## Information supplied
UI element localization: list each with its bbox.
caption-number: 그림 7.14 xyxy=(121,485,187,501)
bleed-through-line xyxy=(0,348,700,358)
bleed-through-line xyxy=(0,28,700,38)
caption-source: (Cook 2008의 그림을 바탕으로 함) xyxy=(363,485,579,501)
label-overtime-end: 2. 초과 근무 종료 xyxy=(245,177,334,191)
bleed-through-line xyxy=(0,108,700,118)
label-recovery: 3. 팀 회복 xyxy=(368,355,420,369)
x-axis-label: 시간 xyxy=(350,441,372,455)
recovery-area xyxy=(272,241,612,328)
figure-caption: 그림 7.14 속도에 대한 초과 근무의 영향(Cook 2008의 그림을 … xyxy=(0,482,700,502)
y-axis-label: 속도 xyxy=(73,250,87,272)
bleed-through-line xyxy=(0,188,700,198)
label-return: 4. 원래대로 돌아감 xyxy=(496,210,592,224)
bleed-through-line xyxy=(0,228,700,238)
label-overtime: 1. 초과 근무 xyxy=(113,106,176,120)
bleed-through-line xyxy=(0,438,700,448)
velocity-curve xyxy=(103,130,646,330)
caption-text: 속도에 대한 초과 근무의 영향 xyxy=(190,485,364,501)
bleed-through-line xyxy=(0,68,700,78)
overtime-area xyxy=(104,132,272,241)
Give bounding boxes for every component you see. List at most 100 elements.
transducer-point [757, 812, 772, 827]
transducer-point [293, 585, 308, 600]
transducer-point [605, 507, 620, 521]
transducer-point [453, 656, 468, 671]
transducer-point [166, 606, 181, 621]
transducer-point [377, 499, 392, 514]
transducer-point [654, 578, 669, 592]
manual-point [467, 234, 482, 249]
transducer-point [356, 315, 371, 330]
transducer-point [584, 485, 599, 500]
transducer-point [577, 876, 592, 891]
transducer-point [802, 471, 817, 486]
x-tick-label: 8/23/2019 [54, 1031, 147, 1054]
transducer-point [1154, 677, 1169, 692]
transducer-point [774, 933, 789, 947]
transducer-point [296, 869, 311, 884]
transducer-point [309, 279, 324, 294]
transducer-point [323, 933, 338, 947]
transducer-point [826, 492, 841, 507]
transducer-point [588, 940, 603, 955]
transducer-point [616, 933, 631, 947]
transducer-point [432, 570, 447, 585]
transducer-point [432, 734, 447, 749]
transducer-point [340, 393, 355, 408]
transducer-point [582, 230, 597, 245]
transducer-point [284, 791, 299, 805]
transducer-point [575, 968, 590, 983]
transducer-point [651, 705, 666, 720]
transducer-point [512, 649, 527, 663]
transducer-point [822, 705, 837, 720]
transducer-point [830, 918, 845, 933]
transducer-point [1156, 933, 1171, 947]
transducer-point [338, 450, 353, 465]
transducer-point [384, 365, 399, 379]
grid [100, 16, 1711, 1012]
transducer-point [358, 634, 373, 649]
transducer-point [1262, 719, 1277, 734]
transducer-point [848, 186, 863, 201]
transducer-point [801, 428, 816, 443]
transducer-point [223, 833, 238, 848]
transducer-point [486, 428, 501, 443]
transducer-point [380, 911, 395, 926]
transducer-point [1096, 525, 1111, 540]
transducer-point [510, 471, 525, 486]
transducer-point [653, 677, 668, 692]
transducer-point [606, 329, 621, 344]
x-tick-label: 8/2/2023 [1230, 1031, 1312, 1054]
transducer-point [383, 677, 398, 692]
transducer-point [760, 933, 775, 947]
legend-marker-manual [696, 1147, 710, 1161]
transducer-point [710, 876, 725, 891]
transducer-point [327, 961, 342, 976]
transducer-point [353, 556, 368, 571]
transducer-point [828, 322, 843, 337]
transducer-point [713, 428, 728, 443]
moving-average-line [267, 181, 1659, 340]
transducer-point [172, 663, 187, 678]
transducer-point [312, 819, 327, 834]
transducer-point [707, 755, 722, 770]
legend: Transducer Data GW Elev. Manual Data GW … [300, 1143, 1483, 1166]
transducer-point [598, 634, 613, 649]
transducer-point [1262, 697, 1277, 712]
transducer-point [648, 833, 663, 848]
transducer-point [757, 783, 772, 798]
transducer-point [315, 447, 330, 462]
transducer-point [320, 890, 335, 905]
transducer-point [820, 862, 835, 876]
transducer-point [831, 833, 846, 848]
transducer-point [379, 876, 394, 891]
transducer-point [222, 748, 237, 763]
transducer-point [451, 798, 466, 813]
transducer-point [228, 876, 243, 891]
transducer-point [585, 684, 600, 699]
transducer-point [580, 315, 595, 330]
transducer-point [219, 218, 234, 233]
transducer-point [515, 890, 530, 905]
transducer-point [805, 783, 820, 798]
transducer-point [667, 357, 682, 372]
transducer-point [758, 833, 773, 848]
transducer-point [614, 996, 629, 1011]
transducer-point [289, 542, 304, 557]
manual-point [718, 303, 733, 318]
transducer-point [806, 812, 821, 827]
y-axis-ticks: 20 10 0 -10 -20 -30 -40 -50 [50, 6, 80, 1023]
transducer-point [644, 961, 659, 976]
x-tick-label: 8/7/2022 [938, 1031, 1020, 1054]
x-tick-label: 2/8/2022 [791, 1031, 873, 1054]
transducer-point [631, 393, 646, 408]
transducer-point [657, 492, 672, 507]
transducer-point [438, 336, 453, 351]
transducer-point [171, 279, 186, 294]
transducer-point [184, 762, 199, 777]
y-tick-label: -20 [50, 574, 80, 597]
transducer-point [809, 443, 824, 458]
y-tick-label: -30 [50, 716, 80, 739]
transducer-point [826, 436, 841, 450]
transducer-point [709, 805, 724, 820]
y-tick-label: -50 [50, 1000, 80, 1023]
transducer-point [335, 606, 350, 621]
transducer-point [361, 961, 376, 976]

## Task statement
Retype every entry above character for character, keeping each line as it appears.

## Task result
UI element localization: list each with its bbox.
caption-number: 그림 7.14 xyxy=(121,485,187,501)
bleed-through-line xyxy=(0,348,700,358)
bleed-through-line xyxy=(0,28,700,38)
caption-source: (Cook 2008의 그림을 바탕으로 함) xyxy=(363,485,579,501)
label-overtime-end: 2. 초과 근무 종료 xyxy=(245,177,334,191)
bleed-through-line xyxy=(0,108,700,118)
label-recovery: 3. 팀 회복 xyxy=(368,355,420,369)
x-axis-label: 시간 xyxy=(350,441,372,455)
recovery-area xyxy=(272,241,612,328)
figure-caption: 그림 7.14 속도에 대한 초과 근무의 영향(Cook 2008의 그림을 … xyxy=(0,482,700,502)
y-axis-label: 속도 xyxy=(73,250,87,272)
bleed-through-line xyxy=(0,188,700,198)
label-return: 4. 원래대로 돌아감 xyxy=(496,210,592,224)
bleed-through-line xyxy=(0,228,700,238)
label-overtime: 1. 초과 근무 xyxy=(113,106,176,120)
bleed-through-line xyxy=(0,438,700,448)
velocity-curve xyxy=(103,130,646,330)
caption-text: 속도에 대한 초과 근무의 영향 xyxy=(190,485,364,501)
bleed-through-line xyxy=(0,68,700,78)
overtime-area xyxy=(104,132,272,241)
Give bounding boxes for every component you see. List at most 100 elements.
transducer-point [757, 812, 772, 827]
transducer-point [293, 585, 308, 600]
transducer-point [605, 507, 620, 521]
transducer-point [453, 656, 468, 671]
transducer-point [166, 606, 181, 621]
transducer-point [377, 499, 392, 514]
transducer-point [654, 578, 669, 592]
manual-point [467, 234, 482, 249]
transducer-point [356, 315, 371, 330]
transducer-point [584, 485, 599, 500]
transducer-point [577, 876, 592, 891]
transducer-point [802, 471, 817, 486]
x-tick-label: 8/23/2019 [54, 1031, 147, 1054]
transducer-point [1154, 677, 1169, 692]
transducer-point [774, 933, 789, 947]
transducer-point [296, 869, 311, 884]
transducer-point [309, 279, 324, 294]
transducer-point [323, 933, 338, 947]
transducer-point [826, 492, 841, 507]
transducer-point [588, 940, 603, 955]
transducer-point [616, 933, 631, 947]
transducer-point [432, 570, 447, 585]
transducer-point [432, 734, 447, 749]
transducer-point [340, 393, 355, 408]
transducer-point [582, 230, 597, 245]
transducer-point [284, 791, 299, 805]
transducer-point [575, 968, 590, 983]
transducer-point [651, 705, 666, 720]
transducer-point [512, 649, 527, 663]
transducer-point [822, 705, 837, 720]
transducer-point [830, 918, 845, 933]
transducer-point [1156, 933, 1171, 947]
transducer-point [338, 450, 353, 465]
transducer-point [384, 365, 399, 379]
grid [100, 16, 1711, 1012]
transducer-point [358, 634, 373, 649]
transducer-point [1262, 719, 1277, 734]
transducer-point [848, 186, 863, 201]
transducer-point [801, 428, 816, 443]
transducer-point [223, 833, 238, 848]
transducer-point [486, 428, 501, 443]
transducer-point [380, 911, 395, 926]
transducer-point [1096, 525, 1111, 540]
transducer-point [510, 471, 525, 486]
transducer-point [653, 677, 668, 692]
transducer-point [606, 329, 621, 344]
x-tick-label: 8/2/2023 [1230, 1031, 1312, 1054]
transducer-point [383, 677, 398, 692]
transducer-point [760, 933, 775, 947]
legend-marker-manual [696, 1147, 710, 1161]
transducer-point [710, 876, 725, 891]
transducer-point [327, 961, 342, 976]
transducer-point [353, 556, 368, 571]
transducer-point [828, 322, 843, 337]
transducer-point [713, 428, 728, 443]
moving-average-line [267, 181, 1659, 340]
transducer-point [172, 663, 187, 678]
transducer-point [312, 819, 327, 834]
transducer-point [707, 755, 722, 770]
legend: Transducer Data GW Elev. Manual Data GW … [300, 1143, 1483, 1166]
transducer-point [598, 634, 613, 649]
transducer-point [1262, 697, 1277, 712]
transducer-point [648, 833, 663, 848]
transducer-point [757, 783, 772, 798]
transducer-point [315, 447, 330, 462]
transducer-point [320, 890, 335, 905]
transducer-point [820, 862, 835, 876]
transducer-point [831, 833, 846, 848]
transducer-point [379, 876, 394, 891]
transducer-point [222, 748, 237, 763]
transducer-point [451, 798, 466, 813]
transducer-point [228, 876, 243, 891]
transducer-point [585, 684, 600, 699]
transducer-point [580, 315, 595, 330]
transducer-point [219, 218, 234, 233]
transducer-point [515, 890, 530, 905]
transducer-point [805, 783, 820, 798]
transducer-point [667, 357, 682, 372]
transducer-point [758, 833, 773, 848]
transducer-point [614, 996, 629, 1011]
transducer-point [289, 542, 304, 557]
manual-point [718, 303, 733, 318]
transducer-point [806, 812, 821, 827]
y-axis-ticks: 20 10 0 -10 -20 -30 -40 -50 [50, 6, 80, 1023]
transducer-point [644, 961, 659, 976]
x-tick-label: 8/7/2022 [938, 1031, 1020, 1054]
x-tick-label: 2/8/2022 [791, 1031, 873, 1054]
transducer-point [631, 393, 646, 408]
transducer-point [657, 492, 672, 507]
transducer-point [438, 336, 453, 351]
transducer-point [171, 279, 186, 294]
transducer-point [184, 762, 199, 777]
y-tick-label: -20 [50, 574, 80, 597]
transducer-point [809, 443, 824, 458]
y-tick-label: -30 [50, 716, 80, 739]
transducer-point [826, 436, 841, 450]
transducer-point [709, 805, 724, 820]
y-tick-label: -50 [50, 1000, 80, 1023]
transducer-point [335, 606, 350, 621]
transducer-point [361, 961, 376, 976]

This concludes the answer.